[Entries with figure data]

◇ ◇ ◇

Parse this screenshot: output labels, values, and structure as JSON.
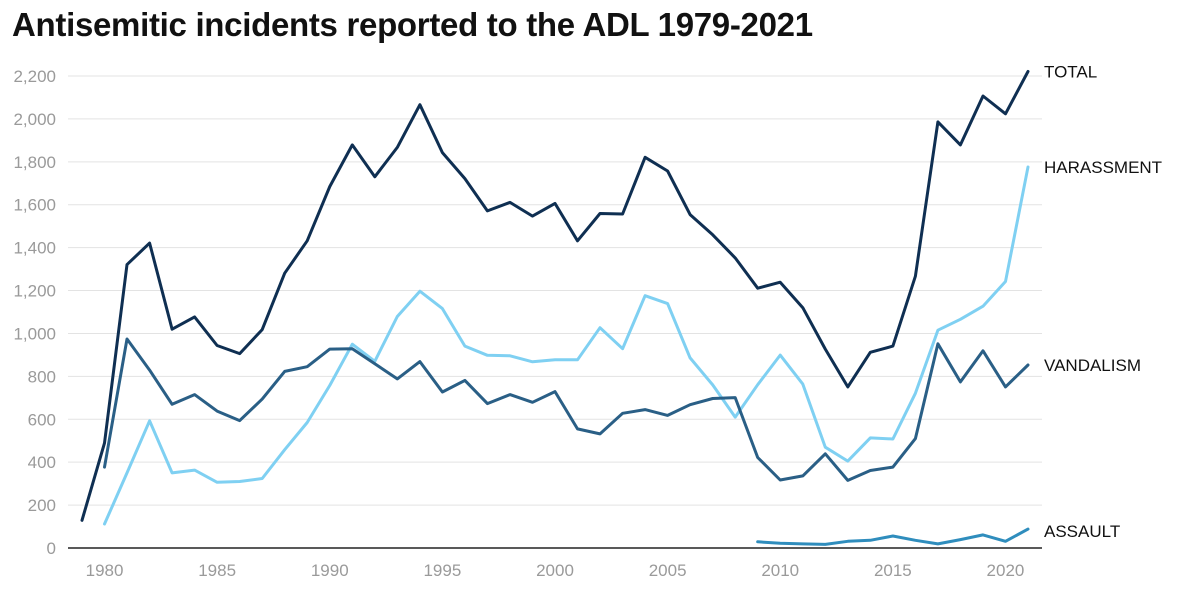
{
  "chart_data": {
    "type": "line",
    "title": "Antisemitic incidents reported to the ADL 1979-2021",
    "xlabel": "",
    "ylabel": "",
    "xlim": [
      1979,
      2021
    ],
    "ylim": [
      0,
      2200
    ],
    "x_ticks": [
      1980,
      1985,
      1990,
      1995,
      2000,
      2005,
      2010,
      2015,
      2020
    ],
    "y_ticks": [
      0,
      200,
      400,
      600,
      800,
      1000,
      1200,
      1400,
      1600,
      1800,
      2000,
      2200
    ],
    "grid": true,
    "legend": "inline labels at line ends",
    "series": [
      {
        "name": "TOTAL",
        "color": "#0f2f52",
        "x": [
          1979,
          1980,
          1981,
          1982,
          1983,
          1984,
          1985,
          1986,
          1987,
          1988,
          1989,
          1990,
          1991,
          1992,
          1993,
          1994,
          1995,
          1996,
          1997,
          1998,
          1999,
          2000,
          2001,
          2002,
          2003,
          2004,
          2005,
          2006,
          2007,
          2008,
          2009,
          2010,
          2011,
          2012,
          2013,
          2014,
          2015,
          2016,
          2017,
          2018,
          2019,
          2020,
          2021
        ],
        "values": [
          129,
          489,
          1321,
          1421,
          1020,
          1077,
          944,
          906,
          1018,
          1281,
          1432,
          1685,
          1879,
          1730,
          1867,
          2066,
          1843,
          1722,
          1571,
          1611,
          1547,
          1606,
          1432,
          1559,
          1557,
          1821,
          1757,
          1554,
          1460,
          1352,
          1211,
          1239,
          1120,
          927,
          751,
          912,
          941,
          1267,
          1986,
          1879,
          2107,
          2024,
          2221
        ]
      },
      {
        "name": "HARASSMENT",
        "color": "#7fd0f2",
        "x": [
          1980,
          1981,
          1982,
          1983,
          1984,
          1985,
          1986,
          1987,
          1988,
          1989,
          1990,
          1991,
          1992,
          1993,
          1994,
          1995,
          1996,
          1997,
          1998,
          1999,
          2000,
          2001,
          2002,
          2003,
          2004,
          2005,
          2006,
          2007,
          2008,
          2009,
          2010,
          2011,
          2012,
          2013,
          2014,
          2015,
          2016,
          2017,
          2018,
          2019,
          2020,
          2021
        ],
        "values": [
          112,
          350,
          593,
          350,
          363,
          306,
          310,
          324,
          458,
          585,
          758,
          950,
          870,
          1079,
          1197,
          1116,
          941,
          898,
          896,
          868,
          877,
          877,
          1027,
          929,
          1176,
          1139,
          886,
          760,
          610,
          761,
          899,
          764,
          470,
          405,
          513,
          508,
          721,
          1015,
          1066,
          1127,
          1242,
          1776
        ]
      },
      {
        "name": "VANDALISM",
        "color": "#2a5f86",
        "x": [
          1980,
          1981,
          1982,
          1983,
          1984,
          1985,
          1986,
          1987,
          1988,
          1989,
          1990,
          1991,
          1992,
          1993,
          1994,
          1995,
          1996,
          1997,
          1998,
          1999,
          2000,
          2001,
          2002,
          2003,
          2004,
          2005,
          2006,
          2007,
          2008,
          2009,
          2010,
          2011,
          2012,
          2013,
          2014,
          2015,
          2016,
          2017,
          2018,
          2019,
          2020,
          2021
        ],
        "values": [
          377,
          974,
          829,
          670,
          715,
          638,
          594,
          694,
          823,
          845,
          927,
          929,
          859,
          788,
          869,
          727,
          781,
          673,
          715,
          679,
          729,
          555,
          532,
          628,
          645,
          618,
          668,
          697,
          701,
          422,
          317,
          336,
          439,
          315,
          361,
          377,
          510,
          952,
          774,
          919,
          751,
          853
        ]
      },
      {
        "name": "ASSAULT",
        "color": "#2f8dbd",
        "x": [
          2009,
          2010,
          2011,
          2012,
          2013,
          2014,
          2015,
          2016,
          2017,
          2018,
          2019,
          2020,
          2021
        ],
        "values": [
          29,
          22,
          19,
          17,
          31,
          36,
          56,
          36,
          19,
          39,
          61,
          31,
          88
        ]
      }
    ]
  }
}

◇ ◇ ◇

Aim =>
Using the records above, select and copy every line that has the word "name".

Result for this exercise =>
        "name": "TOTAL",
        "name": "HARASSMENT",
        "name": "VANDALISM",
        "name": "ASSAULT",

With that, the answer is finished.